# Direction:
Print the data exactly as it is given, please.
=======
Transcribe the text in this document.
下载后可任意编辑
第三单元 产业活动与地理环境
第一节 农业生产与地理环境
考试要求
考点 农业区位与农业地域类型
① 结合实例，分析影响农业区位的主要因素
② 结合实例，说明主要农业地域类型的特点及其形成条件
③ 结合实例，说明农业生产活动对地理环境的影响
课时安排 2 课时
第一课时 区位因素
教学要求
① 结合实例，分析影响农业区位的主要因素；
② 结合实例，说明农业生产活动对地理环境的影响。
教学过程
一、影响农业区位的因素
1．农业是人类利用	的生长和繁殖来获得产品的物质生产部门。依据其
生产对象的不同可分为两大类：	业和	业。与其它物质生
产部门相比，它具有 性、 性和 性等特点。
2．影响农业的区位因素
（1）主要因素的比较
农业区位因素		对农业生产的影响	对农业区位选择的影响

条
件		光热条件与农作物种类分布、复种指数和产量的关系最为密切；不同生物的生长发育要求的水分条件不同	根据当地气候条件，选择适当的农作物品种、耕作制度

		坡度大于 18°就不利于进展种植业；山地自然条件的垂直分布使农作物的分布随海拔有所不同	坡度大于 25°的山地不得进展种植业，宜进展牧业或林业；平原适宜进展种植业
=======
# Answer in full:
Transcribe the text in this document.
下载后可任意编辑
第三单元 产业活动与地理环境
第一节 农业生产与地理环境
考试要求
考点 农业区位与农业地域类型
① 结合实例，分析影响农业区位的主要因素
② 结合实例，说明主要农业地域类型的特点及其形成条件
③ 结合实例，说明农业生产活动对地理环境的影响
课时安排 2 课时
第一课时 区位因素
教学要求
① 结合实例，分析影响农业区位的主要因素；
② 结合实例，说明农业生产活动对地理环境的影响。
教学过程
一、影响农业区位的因素
1．农业是人类利用	的生长和繁殖来获得产品的物质生产部门。依据其
生产对象的不同可分为两大类：	业和	业。与其它物质生
产部门相比，它具有 性、 性和 性等特点。
2．影响农业的区位因素
（1）主要因素的比较
农业区位因素		对农业生产的影响	对农业区位选择的影响

条
件		光热条件与农作物种类分布、复种指数和产量的关系最为密切；不同生物的生长发育要求的水分条件不同	根据当地气候条件，选择适当的农作物品种、耕作制度

		坡度大于 18°就不利于进展种植业；山地自然条件的垂直分布使农作物的分布随海拔有所不同	坡度大于 25°的山地不得进展种植业，宜进展牧业或林业；平原适宜进展种植业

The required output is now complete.